<<<<

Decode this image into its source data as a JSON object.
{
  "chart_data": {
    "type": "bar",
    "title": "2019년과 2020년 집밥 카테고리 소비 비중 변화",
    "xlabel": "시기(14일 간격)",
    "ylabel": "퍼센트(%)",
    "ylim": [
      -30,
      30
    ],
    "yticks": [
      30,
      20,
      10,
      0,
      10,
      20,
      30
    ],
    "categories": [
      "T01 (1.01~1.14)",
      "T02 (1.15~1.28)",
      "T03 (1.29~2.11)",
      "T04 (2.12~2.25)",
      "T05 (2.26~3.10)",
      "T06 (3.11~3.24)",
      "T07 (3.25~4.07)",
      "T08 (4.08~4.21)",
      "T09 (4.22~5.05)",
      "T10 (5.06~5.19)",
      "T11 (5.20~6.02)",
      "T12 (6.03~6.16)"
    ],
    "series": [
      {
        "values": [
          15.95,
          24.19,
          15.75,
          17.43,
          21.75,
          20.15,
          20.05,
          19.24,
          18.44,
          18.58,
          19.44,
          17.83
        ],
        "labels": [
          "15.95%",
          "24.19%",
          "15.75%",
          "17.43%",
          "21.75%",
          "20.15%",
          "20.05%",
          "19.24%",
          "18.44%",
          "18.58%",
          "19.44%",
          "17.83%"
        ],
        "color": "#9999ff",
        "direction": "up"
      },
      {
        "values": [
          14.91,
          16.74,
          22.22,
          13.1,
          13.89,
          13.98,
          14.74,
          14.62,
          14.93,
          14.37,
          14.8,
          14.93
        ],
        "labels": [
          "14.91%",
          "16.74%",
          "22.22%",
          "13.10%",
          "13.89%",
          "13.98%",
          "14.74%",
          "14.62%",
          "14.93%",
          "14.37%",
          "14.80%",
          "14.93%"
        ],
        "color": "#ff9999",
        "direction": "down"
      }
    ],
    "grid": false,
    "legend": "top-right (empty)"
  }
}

>>>>

**Exercise prompt**
Reproduce the full listing word for word.

**Written solution**
Decode this image into its source data as a JSON object.
{
  "chart_data": {
    "type": "bar",
    "title": "2019년과 2020년 집밥 카테고리 소비 비중 변화",
    "xlabel": "시기(14일 간격)",
    "ylabel": "퍼센트(%)",
    "ylim": [
      -30,
      30
    ],
    "yticks": [
      30,
      20,
      10,
      0,
      10,
      20,
      30
    ],
    "categories": [
      "T01 (1.01~1.14)",
      "T02 (1.15~1.28)",
      "T03 (1.29~2.11)",
      "T04 (2.12~2.25)",
      "T05 (2.26~3.10)",
      "T06 (3.11~3.24)",
      "T07 (3.25~4.07)",
      "T08 (4.08~4.21)",
      "T09 (4.22~5.05)",
      "T10 (5.06~5.19)",
      "T11 (5.20~6.02)",
      "T12 (6.03~6.16)"
    ],
    "series": [
      {
        "values": [
          15.95,
          24.19,
          15.75,
          17.43,
          21.75,
          20.15,
          20.05,
          19.24,
          18.44,
          18.58,
          19.44,
          17.83
        ],
        "labels": [
          "15.95%",
          "24.19%",
          "15.75%",
          "17.43%",
          "21.75%",
          "20.15%",
          "20.05%",
          "19.24%",
          "18.44%",
          "18.58%",
          "19.44%",
          "17.83%"
        ],
        "color": "#9999ff",
        "direction": "up"
      },
      {
        "values": [
          14.91,
          16.74,
          22.22,
          13.1,
          13.89,
          13.98,
          14.74,
          14.62,
          14.93,
          14.37,
          14.8,
          14.93
        ],
        "labels": [
          "14.91%",
          "16.74%",
          "22.22%",
          "13.10%",
          "13.89%",
          "13.98%",
          "14.74%",
          "14.62%",
          "14.93%",
          "14.37%",
          "14.80%",
          "14.93%"
        ],
        "color": "#ff9999",
        "direction": "down"
      }
    ],
    "grid": false,
    "legend": "top-right (empty)"
  }
}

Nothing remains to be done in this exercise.